## INFORMATION GIVEN
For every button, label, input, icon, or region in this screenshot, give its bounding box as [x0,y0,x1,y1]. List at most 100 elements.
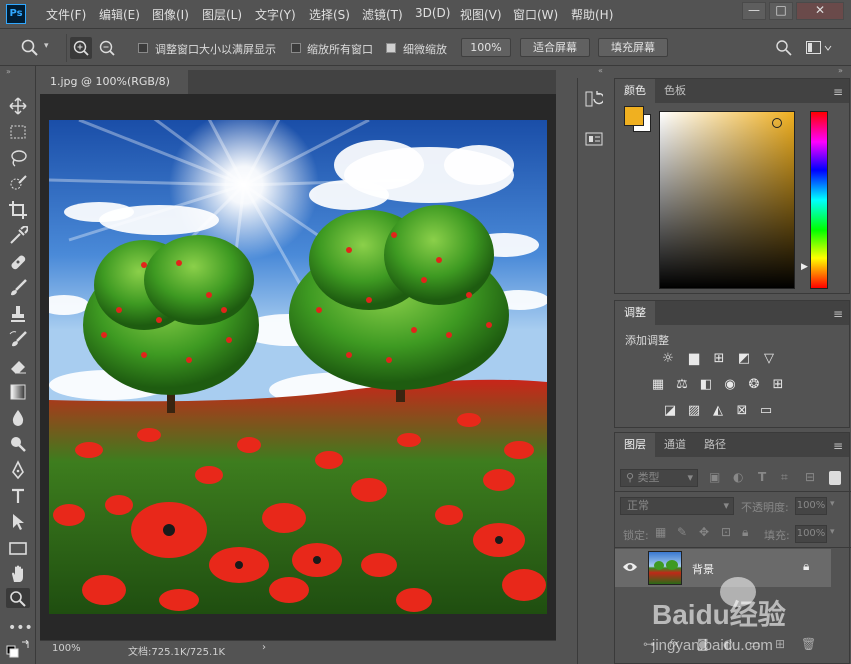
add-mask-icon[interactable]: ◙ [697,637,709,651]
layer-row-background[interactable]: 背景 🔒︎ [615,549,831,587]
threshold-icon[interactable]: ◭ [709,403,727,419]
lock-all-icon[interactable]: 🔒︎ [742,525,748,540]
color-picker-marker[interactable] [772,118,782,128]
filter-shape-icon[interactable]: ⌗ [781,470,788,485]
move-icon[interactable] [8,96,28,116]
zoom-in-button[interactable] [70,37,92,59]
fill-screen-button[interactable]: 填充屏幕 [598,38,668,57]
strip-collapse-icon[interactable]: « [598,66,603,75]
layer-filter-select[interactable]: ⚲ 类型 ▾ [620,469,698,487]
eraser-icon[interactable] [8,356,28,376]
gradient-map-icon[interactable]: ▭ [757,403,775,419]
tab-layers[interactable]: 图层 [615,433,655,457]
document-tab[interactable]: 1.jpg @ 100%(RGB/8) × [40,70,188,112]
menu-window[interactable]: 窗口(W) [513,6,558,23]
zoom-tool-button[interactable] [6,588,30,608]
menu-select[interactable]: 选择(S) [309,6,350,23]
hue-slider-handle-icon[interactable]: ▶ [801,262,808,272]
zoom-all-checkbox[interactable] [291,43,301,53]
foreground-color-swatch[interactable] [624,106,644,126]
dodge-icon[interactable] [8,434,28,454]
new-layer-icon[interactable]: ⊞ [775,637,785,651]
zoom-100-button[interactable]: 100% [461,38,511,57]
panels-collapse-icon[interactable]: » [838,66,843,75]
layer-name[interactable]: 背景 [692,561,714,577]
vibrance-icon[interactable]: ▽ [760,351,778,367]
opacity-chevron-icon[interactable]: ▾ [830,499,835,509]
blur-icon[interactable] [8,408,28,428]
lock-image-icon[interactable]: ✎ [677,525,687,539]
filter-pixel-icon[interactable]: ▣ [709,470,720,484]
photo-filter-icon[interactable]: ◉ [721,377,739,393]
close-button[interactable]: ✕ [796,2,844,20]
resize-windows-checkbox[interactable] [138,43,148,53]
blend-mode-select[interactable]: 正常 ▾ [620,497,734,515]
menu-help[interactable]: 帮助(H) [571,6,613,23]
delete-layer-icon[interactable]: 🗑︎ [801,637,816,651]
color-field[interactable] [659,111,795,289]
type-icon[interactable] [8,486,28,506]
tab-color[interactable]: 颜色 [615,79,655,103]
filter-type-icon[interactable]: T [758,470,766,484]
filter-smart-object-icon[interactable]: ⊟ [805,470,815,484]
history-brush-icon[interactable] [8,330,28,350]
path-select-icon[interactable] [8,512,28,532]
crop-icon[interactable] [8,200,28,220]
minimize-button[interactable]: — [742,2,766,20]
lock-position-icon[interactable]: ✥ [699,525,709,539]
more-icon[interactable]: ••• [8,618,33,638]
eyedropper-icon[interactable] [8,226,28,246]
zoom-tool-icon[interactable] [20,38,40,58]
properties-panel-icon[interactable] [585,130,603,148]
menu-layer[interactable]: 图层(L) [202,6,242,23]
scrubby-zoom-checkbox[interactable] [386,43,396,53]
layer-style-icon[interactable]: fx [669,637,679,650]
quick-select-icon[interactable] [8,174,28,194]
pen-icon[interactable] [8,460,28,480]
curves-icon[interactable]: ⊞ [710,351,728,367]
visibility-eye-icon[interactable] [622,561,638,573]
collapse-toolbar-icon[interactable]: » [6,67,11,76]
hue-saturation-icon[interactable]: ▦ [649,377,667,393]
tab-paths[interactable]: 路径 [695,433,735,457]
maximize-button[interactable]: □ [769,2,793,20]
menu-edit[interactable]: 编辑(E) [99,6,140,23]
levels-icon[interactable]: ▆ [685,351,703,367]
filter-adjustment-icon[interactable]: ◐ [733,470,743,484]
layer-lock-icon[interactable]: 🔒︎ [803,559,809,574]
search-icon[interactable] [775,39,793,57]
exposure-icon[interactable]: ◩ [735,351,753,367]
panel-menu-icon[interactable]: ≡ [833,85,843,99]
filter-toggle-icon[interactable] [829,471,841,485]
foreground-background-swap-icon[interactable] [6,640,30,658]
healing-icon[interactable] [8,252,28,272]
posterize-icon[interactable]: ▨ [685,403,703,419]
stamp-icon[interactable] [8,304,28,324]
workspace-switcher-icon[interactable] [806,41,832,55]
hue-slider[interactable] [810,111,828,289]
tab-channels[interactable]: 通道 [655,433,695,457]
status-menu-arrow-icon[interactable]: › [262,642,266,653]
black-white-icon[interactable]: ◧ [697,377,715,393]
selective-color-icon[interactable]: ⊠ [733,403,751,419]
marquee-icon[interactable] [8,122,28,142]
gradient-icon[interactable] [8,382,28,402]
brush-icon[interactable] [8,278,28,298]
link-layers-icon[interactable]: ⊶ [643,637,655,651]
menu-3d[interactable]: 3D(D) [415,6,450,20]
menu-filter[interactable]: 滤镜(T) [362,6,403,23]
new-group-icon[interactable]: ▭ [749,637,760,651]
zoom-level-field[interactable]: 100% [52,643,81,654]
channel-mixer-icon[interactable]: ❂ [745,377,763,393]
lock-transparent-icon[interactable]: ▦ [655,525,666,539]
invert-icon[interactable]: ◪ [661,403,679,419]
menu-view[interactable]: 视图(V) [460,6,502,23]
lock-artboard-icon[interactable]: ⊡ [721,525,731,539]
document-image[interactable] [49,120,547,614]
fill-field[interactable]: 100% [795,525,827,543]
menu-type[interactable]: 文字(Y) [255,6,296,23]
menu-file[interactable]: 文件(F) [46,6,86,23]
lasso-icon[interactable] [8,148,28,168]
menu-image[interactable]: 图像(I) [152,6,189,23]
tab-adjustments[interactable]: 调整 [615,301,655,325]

## WHAT IS REQUIRED
Collect every line from the entries that includes the string "foreground".

## REPLY
foreground-color-swatch[interactable] [624,106,644,126]
foreground-background-swap-icon[interactable] [6,640,30,658]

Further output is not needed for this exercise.